*TASK*. Nothing should be left out: output all of the entries exactly.

── INPUT MATERIAL ──

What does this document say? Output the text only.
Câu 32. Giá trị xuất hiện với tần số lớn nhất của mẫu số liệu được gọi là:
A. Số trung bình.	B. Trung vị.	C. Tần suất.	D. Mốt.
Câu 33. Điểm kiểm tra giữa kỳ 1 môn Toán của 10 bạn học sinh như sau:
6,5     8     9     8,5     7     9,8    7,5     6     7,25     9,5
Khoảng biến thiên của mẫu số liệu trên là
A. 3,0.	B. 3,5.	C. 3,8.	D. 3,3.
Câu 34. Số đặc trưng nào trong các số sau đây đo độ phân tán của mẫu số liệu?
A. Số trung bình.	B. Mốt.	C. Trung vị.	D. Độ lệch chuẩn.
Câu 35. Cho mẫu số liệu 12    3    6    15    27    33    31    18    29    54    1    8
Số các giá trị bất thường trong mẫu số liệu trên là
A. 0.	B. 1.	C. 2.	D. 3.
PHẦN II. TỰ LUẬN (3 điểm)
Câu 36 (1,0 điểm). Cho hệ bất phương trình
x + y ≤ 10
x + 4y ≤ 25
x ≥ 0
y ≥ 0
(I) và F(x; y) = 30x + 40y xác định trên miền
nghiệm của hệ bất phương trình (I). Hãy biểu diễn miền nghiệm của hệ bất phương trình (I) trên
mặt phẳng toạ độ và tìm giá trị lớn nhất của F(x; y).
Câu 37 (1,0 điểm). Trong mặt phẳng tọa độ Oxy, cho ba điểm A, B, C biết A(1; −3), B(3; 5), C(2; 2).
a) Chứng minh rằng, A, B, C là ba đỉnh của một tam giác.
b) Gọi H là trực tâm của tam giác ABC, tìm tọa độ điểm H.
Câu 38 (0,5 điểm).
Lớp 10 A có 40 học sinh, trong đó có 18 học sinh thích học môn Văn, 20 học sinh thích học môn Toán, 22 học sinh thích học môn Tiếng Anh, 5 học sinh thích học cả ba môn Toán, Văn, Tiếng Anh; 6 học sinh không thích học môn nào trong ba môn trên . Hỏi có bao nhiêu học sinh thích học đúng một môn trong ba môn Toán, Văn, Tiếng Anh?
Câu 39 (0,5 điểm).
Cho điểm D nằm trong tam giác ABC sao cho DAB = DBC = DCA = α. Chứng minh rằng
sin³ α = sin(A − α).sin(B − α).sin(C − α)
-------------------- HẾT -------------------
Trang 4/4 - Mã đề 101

───

*SOLUTION TO THE PROBLEM*.
What does this document say? Output the text only.
Câu 32. Giá trị xuất hiện với tần số lớn nhất của mẫu số liệu được gọi là:
A. Số trung bình.	B. Trung vị.	C. Tần suất.	D. Mốt.
Câu 33. Điểm kiểm tra giữa kỳ 1 môn Toán của 10 bạn học sinh như sau:
6,5     8     9     8,5     7     9,8    7,5     6     7,25     9,5
Khoảng biến thiên của mẫu số liệu trên là
A. 3,0.	B. 3,5.	C. 3,8.	D. 3,3.
Câu 34. Số đặc trưng nào trong các số sau đây đo độ phân tán của mẫu số liệu?
A. Số trung bình.	B. Mốt.	C. Trung vị.	D. Độ lệch chuẩn.
Câu 35. Cho mẫu số liệu 12    3    6    15    27    33    31    18    29    54    1    8
Số các giá trị bất thường trong mẫu số liệu trên là
A. 0.	B. 1.	C. 2.	D. 3.
PHẦN II. TỰ LUẬN (3 điểm)
Câu 36 (1,0 điểm). Cho hệ bất phương trình
x + y ≤ 10
x + 4y ≤ 25
x ≥ 0
y ≥ 0
(I) và F(x; y) = 30x + 40y xác định trên miền
nghiệm của hệ bất phương trình (I). Hãy biểu diễn miền nghiệm của hệ bất phương trình (I) trên
mặt phẳng toạ độ và tìm giá trị lớn nhất của F(x; y).
Câu 37 (1,0 điểm). Trong mặt phẳng tọa độ Oxy, cho ba điểm A, B, C biết A(1; −3), B(3; 5), C(2; 2).
a) Chứng minh rằng, A, B, C là ba đỉnh của một tam giác.
b) Gọi H là trực tâm của tam giác ABC, tìm tọa độ điểm H.
Câu 38 (0,5 điểm).
Lớp 10 A có 40 học sinh, trong đó có 18 học sinh thích học môn Văn, 20 học sinh thích học môn Toán, 22 học sinh thích học môn Tiếng Anh, 5 học sinh thích học cả ba môn Toán, Văn, Tiếng Anh; 6 học sinh không thích học môn nào trong ba môn trên . Hỏi có bao nhiêu học sinh thích học đúng một môn trong ba môn Toán, Văn, Tiếng Anh?
Câu 39 (0,5 điểm).
Cho điểm D nằm trong tam giác ABC sao cho DAB = DBC = DCA = α. Chứng minh rằng
sin³ α = sin(A − α).sin(B − α).sin(C − α)
-------------------- HẾT -------------------
Trang 4/4 - Mã đề 101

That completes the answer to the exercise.